#### PROBLEM STATEMENT
"causar" appears in how many lines of the entries? State only the number.

Dataset rows:
** START **
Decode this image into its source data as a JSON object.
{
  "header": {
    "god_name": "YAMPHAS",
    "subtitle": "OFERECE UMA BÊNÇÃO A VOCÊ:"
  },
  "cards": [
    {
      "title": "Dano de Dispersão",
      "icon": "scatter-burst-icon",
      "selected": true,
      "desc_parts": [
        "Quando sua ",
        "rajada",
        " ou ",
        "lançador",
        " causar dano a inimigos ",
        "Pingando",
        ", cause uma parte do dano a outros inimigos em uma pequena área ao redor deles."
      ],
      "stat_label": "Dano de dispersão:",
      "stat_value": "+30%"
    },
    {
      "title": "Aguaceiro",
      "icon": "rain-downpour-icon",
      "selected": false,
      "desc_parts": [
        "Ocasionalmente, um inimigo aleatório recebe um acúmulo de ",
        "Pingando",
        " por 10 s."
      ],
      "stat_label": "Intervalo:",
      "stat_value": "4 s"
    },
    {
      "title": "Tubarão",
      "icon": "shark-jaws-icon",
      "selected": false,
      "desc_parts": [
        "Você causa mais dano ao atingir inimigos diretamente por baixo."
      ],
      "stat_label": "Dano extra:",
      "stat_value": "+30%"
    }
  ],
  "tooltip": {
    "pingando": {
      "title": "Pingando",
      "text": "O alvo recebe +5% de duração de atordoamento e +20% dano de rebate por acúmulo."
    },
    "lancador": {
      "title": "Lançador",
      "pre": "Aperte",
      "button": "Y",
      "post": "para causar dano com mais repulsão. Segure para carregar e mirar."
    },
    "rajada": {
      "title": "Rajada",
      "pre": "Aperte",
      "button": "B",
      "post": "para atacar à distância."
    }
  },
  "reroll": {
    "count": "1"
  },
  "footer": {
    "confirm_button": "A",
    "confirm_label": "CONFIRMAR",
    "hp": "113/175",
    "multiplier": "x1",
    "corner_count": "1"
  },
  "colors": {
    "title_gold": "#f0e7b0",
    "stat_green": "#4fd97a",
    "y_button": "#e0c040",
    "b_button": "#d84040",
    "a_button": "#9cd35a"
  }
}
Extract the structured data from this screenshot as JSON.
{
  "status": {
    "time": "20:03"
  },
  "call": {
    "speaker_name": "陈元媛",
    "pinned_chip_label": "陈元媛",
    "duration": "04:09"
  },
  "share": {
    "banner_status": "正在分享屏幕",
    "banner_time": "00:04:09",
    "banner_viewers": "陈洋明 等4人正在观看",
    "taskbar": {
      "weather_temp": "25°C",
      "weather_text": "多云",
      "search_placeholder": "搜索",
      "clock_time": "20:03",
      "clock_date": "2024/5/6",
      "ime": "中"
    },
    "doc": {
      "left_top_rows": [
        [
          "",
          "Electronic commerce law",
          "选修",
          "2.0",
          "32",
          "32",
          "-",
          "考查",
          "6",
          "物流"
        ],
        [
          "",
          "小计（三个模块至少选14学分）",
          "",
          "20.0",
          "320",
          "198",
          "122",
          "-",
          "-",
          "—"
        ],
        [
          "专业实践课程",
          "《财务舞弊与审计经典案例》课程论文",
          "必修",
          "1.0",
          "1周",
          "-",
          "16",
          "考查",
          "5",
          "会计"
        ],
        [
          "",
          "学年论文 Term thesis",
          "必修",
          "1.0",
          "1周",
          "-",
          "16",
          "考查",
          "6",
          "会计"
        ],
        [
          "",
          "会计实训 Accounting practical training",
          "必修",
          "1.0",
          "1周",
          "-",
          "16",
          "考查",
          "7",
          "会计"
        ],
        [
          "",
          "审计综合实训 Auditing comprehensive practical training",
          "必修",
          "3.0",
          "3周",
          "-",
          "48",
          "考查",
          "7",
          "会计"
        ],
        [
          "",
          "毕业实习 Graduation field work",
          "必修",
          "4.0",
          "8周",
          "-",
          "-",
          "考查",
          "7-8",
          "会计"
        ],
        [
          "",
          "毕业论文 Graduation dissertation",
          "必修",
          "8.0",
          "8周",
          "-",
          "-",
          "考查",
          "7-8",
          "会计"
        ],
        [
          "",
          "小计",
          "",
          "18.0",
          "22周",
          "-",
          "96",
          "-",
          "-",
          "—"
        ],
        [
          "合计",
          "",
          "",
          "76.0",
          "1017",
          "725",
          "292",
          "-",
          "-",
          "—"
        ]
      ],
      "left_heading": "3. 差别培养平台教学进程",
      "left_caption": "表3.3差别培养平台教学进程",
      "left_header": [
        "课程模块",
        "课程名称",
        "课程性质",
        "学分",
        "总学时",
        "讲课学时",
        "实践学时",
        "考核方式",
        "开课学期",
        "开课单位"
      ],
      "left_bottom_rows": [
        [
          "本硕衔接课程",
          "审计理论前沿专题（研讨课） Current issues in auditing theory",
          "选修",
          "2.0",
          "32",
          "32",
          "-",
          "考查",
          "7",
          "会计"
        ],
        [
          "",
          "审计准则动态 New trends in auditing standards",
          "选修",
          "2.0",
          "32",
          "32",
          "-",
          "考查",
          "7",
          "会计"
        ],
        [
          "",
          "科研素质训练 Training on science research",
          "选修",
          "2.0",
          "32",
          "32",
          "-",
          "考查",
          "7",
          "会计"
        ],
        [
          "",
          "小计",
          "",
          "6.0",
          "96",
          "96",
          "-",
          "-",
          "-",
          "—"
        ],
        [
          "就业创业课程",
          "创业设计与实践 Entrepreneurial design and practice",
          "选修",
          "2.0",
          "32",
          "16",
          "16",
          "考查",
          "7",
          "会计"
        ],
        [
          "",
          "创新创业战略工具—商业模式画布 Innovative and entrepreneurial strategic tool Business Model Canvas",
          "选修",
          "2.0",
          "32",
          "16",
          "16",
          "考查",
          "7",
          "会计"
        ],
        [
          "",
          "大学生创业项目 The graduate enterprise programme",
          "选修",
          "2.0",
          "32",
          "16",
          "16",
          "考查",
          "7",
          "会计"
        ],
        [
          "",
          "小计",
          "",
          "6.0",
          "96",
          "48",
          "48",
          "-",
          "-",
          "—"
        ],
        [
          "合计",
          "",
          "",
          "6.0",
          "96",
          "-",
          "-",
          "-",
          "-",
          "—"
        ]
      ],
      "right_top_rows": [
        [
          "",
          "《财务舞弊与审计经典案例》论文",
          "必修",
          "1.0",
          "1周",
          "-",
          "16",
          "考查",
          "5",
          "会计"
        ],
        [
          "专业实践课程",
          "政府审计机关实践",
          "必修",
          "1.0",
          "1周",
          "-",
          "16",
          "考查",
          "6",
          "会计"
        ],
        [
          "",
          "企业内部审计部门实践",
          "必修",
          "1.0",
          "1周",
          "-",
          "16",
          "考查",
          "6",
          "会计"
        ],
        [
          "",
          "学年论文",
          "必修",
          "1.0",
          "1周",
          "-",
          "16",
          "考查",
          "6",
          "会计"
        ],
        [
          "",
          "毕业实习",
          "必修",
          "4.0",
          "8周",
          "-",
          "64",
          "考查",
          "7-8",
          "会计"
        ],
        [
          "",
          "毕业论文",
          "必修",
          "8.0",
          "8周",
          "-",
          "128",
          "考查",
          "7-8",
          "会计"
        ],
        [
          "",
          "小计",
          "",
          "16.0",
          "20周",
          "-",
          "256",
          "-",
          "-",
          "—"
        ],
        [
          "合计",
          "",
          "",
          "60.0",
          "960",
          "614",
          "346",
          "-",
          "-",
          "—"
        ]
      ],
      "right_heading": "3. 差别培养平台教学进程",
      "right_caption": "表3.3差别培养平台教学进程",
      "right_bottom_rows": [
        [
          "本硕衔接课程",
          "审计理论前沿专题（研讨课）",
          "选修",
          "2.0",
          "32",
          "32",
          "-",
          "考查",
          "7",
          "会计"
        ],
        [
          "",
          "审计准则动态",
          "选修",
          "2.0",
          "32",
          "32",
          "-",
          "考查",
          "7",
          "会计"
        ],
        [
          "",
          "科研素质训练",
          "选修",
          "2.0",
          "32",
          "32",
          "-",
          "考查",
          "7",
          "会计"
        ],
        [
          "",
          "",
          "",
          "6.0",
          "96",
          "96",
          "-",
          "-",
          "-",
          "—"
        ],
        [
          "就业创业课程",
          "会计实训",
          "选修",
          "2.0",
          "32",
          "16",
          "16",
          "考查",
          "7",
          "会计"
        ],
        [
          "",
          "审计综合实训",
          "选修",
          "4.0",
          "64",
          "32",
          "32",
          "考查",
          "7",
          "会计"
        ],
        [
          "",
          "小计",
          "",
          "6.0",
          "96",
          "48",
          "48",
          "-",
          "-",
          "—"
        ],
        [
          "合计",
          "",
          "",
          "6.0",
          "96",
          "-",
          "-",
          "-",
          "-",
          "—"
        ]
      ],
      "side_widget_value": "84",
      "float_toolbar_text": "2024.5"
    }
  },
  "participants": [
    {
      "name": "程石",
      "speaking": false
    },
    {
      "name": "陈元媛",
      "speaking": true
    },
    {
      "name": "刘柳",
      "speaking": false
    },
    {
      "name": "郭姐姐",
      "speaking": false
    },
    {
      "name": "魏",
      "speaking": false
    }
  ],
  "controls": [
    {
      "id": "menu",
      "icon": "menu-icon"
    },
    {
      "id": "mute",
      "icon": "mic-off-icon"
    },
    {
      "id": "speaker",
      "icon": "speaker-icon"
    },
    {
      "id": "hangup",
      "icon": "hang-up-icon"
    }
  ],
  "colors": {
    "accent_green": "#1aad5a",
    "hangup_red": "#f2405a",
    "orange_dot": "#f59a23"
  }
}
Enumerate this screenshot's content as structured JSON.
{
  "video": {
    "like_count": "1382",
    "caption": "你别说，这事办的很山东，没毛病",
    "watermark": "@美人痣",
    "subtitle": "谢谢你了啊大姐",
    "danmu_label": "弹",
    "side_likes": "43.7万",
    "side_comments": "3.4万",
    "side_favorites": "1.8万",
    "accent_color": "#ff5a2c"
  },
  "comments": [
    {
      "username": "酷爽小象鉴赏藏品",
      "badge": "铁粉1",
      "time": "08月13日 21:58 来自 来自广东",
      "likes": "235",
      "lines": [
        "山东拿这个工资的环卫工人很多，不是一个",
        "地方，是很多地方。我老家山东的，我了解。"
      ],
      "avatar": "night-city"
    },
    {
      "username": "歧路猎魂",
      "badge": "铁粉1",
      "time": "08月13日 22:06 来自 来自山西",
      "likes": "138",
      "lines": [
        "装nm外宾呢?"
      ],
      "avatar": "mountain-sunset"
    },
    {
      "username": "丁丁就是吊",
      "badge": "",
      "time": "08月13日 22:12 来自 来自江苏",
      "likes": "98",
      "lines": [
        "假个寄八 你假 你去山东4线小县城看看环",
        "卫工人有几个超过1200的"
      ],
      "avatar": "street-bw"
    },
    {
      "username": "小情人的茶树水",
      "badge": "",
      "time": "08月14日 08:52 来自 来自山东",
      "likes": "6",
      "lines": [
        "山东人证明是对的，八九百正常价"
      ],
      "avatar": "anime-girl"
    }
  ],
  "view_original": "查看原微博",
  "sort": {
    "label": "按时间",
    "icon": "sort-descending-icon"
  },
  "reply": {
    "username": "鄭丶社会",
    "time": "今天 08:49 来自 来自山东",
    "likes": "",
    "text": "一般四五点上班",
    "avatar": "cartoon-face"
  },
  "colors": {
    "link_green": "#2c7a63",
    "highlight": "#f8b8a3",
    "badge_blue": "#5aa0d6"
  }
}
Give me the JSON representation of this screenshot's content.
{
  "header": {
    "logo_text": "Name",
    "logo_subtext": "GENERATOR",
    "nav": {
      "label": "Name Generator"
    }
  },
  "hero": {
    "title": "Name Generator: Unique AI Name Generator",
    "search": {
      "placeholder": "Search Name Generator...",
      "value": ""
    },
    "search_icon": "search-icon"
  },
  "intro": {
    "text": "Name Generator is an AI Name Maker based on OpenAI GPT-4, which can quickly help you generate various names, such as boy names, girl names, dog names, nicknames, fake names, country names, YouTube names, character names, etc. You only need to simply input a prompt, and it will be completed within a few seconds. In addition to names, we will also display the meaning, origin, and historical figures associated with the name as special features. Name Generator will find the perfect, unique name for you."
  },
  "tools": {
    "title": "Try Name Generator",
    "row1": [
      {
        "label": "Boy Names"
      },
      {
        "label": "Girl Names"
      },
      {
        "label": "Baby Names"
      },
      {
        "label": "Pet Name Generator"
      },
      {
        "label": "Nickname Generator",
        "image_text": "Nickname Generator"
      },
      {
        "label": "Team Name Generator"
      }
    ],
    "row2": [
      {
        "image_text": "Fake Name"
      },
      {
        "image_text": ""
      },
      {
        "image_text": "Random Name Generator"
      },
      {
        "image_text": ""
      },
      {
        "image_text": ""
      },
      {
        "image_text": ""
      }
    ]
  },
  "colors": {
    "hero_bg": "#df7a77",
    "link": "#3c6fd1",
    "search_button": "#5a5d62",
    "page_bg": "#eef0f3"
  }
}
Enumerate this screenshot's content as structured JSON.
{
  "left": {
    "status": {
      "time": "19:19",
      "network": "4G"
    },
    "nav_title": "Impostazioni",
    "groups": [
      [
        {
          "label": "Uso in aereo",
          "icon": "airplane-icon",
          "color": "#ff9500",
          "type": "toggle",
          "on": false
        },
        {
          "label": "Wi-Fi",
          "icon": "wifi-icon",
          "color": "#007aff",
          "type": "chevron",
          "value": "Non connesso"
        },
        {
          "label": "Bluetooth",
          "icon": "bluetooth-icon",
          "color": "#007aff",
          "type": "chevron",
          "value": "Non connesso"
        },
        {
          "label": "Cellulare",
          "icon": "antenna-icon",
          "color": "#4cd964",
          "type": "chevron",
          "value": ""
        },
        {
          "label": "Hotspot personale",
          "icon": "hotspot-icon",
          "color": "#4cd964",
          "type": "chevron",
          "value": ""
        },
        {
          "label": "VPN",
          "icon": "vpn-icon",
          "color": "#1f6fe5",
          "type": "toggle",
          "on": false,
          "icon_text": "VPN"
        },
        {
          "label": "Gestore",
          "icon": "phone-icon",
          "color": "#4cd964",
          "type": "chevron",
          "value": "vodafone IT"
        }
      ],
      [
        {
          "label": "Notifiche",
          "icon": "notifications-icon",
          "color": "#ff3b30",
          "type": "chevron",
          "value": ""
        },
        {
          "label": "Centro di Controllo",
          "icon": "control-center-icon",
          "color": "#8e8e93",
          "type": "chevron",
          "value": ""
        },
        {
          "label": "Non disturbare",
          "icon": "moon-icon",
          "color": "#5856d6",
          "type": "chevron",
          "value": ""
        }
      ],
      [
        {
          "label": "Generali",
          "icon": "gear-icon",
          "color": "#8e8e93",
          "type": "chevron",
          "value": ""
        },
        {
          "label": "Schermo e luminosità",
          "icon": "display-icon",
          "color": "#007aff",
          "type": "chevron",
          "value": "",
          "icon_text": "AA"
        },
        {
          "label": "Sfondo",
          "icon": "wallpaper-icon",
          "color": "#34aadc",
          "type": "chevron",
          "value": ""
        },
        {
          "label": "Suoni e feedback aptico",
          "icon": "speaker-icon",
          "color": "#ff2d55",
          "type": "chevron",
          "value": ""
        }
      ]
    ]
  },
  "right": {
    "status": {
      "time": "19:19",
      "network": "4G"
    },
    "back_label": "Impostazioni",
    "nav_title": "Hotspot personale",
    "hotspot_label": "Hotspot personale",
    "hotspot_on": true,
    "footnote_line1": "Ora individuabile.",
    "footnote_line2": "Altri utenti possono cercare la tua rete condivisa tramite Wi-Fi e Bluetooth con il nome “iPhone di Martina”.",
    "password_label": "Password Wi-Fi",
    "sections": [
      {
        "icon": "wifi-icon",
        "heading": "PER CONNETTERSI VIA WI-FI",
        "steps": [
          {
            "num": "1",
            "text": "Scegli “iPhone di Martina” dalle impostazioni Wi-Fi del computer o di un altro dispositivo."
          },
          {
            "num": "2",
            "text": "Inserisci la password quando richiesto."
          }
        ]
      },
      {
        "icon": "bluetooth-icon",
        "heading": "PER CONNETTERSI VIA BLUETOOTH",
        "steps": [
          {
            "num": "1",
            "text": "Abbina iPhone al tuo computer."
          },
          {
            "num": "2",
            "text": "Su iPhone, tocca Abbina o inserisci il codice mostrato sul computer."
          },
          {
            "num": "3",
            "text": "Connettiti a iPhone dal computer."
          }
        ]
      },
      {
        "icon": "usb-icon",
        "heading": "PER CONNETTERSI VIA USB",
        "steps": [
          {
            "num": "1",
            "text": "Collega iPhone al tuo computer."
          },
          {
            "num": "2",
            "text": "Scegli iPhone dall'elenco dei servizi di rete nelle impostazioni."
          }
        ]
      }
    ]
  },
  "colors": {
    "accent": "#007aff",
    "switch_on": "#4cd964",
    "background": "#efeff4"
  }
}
** END **
#### EXPECTED ANSWER
2